§ **Exercise task**
Rewrite every line of the records below as one numbered list, and leave out any blank lines.

§ **Exercise materials**
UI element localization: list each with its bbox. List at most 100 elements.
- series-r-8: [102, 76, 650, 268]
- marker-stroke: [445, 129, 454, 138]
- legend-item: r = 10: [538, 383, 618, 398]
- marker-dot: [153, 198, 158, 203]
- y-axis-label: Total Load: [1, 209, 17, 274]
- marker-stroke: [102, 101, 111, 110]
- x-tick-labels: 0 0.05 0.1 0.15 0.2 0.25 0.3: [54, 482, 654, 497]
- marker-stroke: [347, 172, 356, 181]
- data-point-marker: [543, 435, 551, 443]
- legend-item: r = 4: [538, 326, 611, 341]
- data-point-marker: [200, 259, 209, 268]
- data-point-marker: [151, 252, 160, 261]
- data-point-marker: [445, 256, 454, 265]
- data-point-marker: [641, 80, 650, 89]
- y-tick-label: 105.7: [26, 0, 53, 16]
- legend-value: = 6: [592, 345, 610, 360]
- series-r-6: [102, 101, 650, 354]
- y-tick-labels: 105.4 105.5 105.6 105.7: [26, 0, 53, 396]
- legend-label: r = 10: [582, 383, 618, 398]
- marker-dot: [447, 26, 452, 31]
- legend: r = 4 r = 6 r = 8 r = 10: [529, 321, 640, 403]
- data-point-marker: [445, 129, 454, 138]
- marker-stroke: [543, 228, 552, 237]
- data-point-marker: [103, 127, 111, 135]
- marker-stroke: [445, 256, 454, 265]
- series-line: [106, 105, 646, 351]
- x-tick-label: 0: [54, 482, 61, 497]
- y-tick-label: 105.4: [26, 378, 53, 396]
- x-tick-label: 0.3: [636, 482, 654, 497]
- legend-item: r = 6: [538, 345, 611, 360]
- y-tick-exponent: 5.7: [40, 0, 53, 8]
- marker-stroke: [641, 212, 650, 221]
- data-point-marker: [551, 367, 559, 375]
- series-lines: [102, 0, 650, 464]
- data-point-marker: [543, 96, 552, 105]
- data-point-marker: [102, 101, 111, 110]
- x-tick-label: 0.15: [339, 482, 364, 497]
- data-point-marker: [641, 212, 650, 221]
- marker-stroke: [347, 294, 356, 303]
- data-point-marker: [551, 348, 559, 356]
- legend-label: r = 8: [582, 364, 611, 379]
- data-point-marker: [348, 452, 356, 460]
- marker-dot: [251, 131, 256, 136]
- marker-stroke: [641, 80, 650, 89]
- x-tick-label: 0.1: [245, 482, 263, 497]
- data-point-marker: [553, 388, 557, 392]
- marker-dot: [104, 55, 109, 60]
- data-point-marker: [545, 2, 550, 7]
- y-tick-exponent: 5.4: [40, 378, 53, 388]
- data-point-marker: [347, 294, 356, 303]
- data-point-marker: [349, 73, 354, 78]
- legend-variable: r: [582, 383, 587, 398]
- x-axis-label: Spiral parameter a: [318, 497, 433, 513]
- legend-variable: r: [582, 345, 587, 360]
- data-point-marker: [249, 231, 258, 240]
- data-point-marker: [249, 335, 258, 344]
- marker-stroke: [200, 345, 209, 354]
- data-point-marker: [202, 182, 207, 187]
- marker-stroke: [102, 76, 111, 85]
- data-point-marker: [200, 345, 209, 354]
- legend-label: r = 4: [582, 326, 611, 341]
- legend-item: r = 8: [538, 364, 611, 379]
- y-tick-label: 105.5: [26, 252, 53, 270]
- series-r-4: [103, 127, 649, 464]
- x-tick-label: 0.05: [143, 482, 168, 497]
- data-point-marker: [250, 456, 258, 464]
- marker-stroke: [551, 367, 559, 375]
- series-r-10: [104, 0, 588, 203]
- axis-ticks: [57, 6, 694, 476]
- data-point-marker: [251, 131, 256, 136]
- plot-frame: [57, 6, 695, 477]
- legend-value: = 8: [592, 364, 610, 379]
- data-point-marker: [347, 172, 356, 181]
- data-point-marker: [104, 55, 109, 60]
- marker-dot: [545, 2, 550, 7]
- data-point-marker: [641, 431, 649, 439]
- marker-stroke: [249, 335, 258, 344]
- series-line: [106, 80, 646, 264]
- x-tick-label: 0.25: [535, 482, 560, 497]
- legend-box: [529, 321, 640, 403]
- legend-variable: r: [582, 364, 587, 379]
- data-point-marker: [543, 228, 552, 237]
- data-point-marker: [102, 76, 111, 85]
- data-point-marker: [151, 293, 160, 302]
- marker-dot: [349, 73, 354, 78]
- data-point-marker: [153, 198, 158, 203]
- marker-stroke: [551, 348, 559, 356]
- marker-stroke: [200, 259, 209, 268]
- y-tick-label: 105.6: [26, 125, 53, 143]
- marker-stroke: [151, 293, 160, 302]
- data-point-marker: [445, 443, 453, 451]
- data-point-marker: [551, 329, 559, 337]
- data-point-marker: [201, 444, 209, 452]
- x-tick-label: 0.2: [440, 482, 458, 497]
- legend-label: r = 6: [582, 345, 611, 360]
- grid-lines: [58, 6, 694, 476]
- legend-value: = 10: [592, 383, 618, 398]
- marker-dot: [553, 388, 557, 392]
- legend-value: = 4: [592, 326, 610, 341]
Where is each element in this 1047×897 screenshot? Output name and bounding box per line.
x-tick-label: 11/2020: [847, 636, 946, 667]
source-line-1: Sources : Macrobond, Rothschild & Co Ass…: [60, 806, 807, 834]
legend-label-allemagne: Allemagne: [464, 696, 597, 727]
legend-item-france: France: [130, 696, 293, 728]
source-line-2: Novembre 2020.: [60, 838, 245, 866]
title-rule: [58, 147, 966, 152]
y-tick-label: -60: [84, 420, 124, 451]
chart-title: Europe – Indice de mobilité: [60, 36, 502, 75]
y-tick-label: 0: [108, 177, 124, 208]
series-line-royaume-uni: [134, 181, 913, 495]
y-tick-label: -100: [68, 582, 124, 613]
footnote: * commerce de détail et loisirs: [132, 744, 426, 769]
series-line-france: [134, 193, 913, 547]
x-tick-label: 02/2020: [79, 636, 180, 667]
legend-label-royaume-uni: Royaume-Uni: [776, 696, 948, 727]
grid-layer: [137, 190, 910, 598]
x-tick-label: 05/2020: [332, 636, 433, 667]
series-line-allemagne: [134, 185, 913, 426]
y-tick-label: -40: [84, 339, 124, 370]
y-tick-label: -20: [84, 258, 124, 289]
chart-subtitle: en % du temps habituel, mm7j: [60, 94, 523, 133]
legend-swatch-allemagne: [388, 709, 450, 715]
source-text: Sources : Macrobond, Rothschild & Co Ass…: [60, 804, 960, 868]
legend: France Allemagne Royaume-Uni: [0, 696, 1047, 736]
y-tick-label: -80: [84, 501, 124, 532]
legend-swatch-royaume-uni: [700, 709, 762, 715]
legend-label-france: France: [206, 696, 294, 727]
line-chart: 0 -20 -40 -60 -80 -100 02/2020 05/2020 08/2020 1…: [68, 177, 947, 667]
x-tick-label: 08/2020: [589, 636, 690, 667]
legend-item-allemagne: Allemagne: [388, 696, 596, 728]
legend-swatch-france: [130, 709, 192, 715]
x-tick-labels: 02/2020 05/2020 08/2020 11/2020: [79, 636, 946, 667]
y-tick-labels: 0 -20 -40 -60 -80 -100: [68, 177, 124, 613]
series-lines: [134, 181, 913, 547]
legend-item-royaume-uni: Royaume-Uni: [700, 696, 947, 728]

§ **Reply to the task**
1. UI element localization: list each with its bbox. List at most 100 elements.
2. - series-r-8: [102, 76, 650, 268]
3. - marker-stroke: [445, 129, 454, 138]
4. - legend-item: r = 10: [538, 383, 618, 398]
5. - marker-dot: [153, 198, 158, 203]
6. - y-axis-label: Total Load: [1, 209, 17, 274]
7. - marker-stroke: [102, 101, 111, 110]
8. - x-tick-labels: 0 0.05 0.1 0.15 0.2 0.25 0.3: [54, 482, 654, 497]
9. - marker-stroke: [347, 172, 356, 181]
10. - data-point-marker: [543, 435, 551, 443]
11. - legend-item: r = 4: [538, 326, 611, 341]
12. - data-point-marker: [200, 259, 209, 268]
13. - data-point-marker: [151, 252, 160, 261]
14. - data-point-marker: [445, 256, 454, 265]
15. - data-point-marker: [641, 80, 650, 89]
16. - y-tick-label: 105.7: [26, 0, 53, 16]
17. - legend-value: = 6: [592, 345, 610, 360]
18. - series-r-6: [102, 101, 650, 354]
19. - y-tick-labels: 105.4 105.5 105.6 105.7: [26, 0, 53, 396]
20. - legend-label: r = 10: [582, 383, 618, 398]
21. - marker-dot: [447, 26, 452, 31]
22. - legend: r = 4 r = 6 r = 8 r = 10: [529, 321, 640, 403]
23. - data-point-marker: [445, 129, 454, 138]
24. - marker-stroke: [543, 228, 552, 237]
25. - data-point-marker: [103, 127, 111, 135]
26. - marker-stroke: [445, 256, 454, 265]
27. - series-line: [106, 105, 646, 351]
28. - x-tick-label: 0: [54, 482, 61, 497]
29. - y-tick-label: 105.4: [26, 378, 53, 396]
30. - x-tick-label: 0.3: [636, 482, 654, 497]
31. - legend-item: r = 6: [538, 345, 611, 360]
32. - y-tick-exponent: 5.7: [40, 0, 53, 8]
33. - marker-stroke: [641, 212, 650, 221]
34. - data-point-marker: [551, 367, 559, 375]
35. - series-lines: [102, 0, 650, 464]
36. - data-point-marker: [543, 96, 552, 105]
37. - data-point-marker: [102, 101, 111, 110]
38. - x-tick-label: 0.15: [339, 482, 364, 497]
39. - data-point-marker: [641, 212, 650, 221]
40. - marker-stroke: [347, 294, 356, 303]
41. - data-point-marker: [551, 348, 559, 356]
42. - legend-label: r = 8: [582, 364, 611, 379]
43. - data-point-marker: [348, 452, 356, 460]
44. - marker-dot: [251, 131, 256, 136]
45. - marker-stroke: [641, 80, 650, 89]
46. - x-tick-label: 0.1: [245, 482, 263, 497]
47. - data-point-marker: [553, 388, 557, 392]
48. - marker-dot: [104, 55, 109, 60]
49. - data-point-marker: [545, 2, 550, 7]
50. - y-tick-exponent: 5.4: [40, 378, 53, 388]
51. - data-point-marker: [347, 294, 356, 303]
52. - data-point-marker: [349, 73, 354, 78]
53. - legend-variable: r: [582, 383, 587, 398]
54. - x-axis-label: Spiral parameter a: [318, 497, 433, 513]
55. - legend-variable: r: [582, 345, 587, 360]
56. - data-point-marker: [249, 231, 258, 240]
57. - data-point-marker: [249, 335, 258, 344]
58. - marker-stroke: [200, 345, 209, 354]
59. - data-point-marker: [202, 182, 207, 187]
60. - marker-stroke: [102, 76, 111, 85]
61. - data-point-marker: [200, 345, 209, 354]
62. - legend-label: r = 4: [582, 326, 611, 341]
63. - legend-item: r = 8: [538, 364, 611, 379]
64. - y-tick-label: 105.5: [26, 252, 53, 270]
65. - series-r-4: [103, 127, 649, 464]
66. - x-tick-label: 0.05: [143, 482, 168, 497]
67. - data-point-marker: [250, 456, 258, 464]
68. - marker-stroke: [551, 367, 559, 375]
69. - series-r-10: [104, 0, 588, 203]
70. - axis-ticks: [57, 6, 694, 476]
71. - data-point-marker: [251, 131, 256, 136]
72. - plot-frame: [57, 6, 695, 477]
73. - legend-value: = 8: [592, 364, 610, 379]
74. - data-point-marker: [347, 172, 356, 181]
75. - data-point-marker: [104, 55, 109, 60]
76. - marker-dot: [545, 2, 550, 7]
77. - data-point-marker: [641, 431, 649, 439]
78. - marker-stroke: [249, 335, 258, 344]
79. - series-line: [106, 80, 646, 264]
80. - x-tick-label: 0.25: [535, 482, 560, 497]
81. - legend-box: [529, 321, 640, 403]
82. - legend-variable: r: [582, 364, 587, 379]
83. - data-point-marker: [543, 228, 552, 237]
84. - data-point-marker: [102, 76, 111, 85]
85. - data-point-marker: [151, 293, 160, 302]
86. - marker-dot: [349, 73, 354, 78]
87. - data-point-marker: [153, 198, 158, 203]
88. - marker-stroke: [551, 348, 559, 356]
89. - marker-stroke: [200, 259, 209, 268]
90. - y-tick-label: 105.6: [26, 125, 53, 143]
91. - marker-stroke: [151, 293, 160, 302]
92. - data-point-marker: [445, 443, 453, 451]
93. - data-point-marker: [551, 329, 559, 337]
94. - data-point-marker: [201, 444, 209, 452]
95. - x-tick-label: 0.2: [440, 482, 458, 497]
96. - legend-label: r = 6: [582, 345, 611, 360]
97. - grid-lines: [58, 6, 694, 476]
98. - legend-value: = 10: [592, 383, 618, 398]
99. - marker-dot: [553, 388, 557, 392]
100. - legend-value: = 4: [592, 326, 610, 341]
101. Where is each element in this 1047×897 screenshot? Output name and bounding box per line.
102. x-tick-label: 11/2020: [847, 636, 946, 667]
103. source-line-1: Sources : Macrobond, Rothschild & Co Ass…: [60, 806, 807, 834]
104. legend-label-allemagne: Allemagne: [464, 696, 597, 727]
105. legend-item-france: France: [130, 696, 293, 728]
106. source-line-2: Novembre 2020.: [60, 838, 245, 866]
107. title-rule: [58, 147, 966, 152]
108. y-tick-label: -60: [84, 420, 124, 451]
109. chart-title: Europe – Indice de mobilité: [60, 36, 502, 75]
110. y-tick-label: 0: [108, 177, 124, 208]
111. series-line-royaume-uni: [134, 181, 913, 495]
112. y-tick-label: -100: [68, 582, 124, 613]
113. footnote: * commerce de détail et loisirs: [132, 744, 426, 769]
114. series-line-france: [134, 193, 913, 547]
115. x-tick-label: 02/2020: [79, 636, 180, 667]
116. legend-label-royaume-uni: Royaume-Uni: [776, 696, 948, 727]
117. grid-layer: [137, 190, 910, 598]
118. x-tick-label: 05/2020: [332, 636, 433, 667]
119. series-line-allemagne: [134, 185, 913, 426]
120. y-tick-label: -40: [84, 339, 124, 370]
121. y-tick-label: -20: [84, 258, 124, 289]
122. chart-subtitle: en % du temps habituel, mm7j: [60, 94, 523, 133]
123. legend-swatch-allemagne: [388, 709, 450, 715]
124. source-text: Sources : Macrobond, Rothschild & Co Ass…: [60, 804, 960, 868]
125. legend: France Allemagne Royaume-Uni: [0, 696, 1047, 736]
126. y-tick-label: -80: [84, 501, 124, 532]
127. legend-swatch-royaume-uni: [700, 709, 762, 715]
128. legend-label-france: France: [206, 696, 294, 727]
129. line-chart: 0 -20 -40 -60 -80 -100 02/2020 05/2020 08/2020 1…: [68, 177, 947, 667]
130. x-tick-label: 08/2020: [589, 636, 690, 667]
131. legend-item-allemagne: Allemagne: [388, 696, 596, 728]
132. legend-swatch-france: [130, 709, 192, 715]
133. x-tick-labels: 02/2020 05/2020 08/2020 11/2020: [79, 636, 946, 667]
134. y-tick-labels: 0 -20 -40 -60 -80 -100: [68, 177, 124, 613]
135. series-lines: [134, 181, 913, 547]
136. legend-item-royaume-uni: Royaume-Uni: [700, 696, 947, 728]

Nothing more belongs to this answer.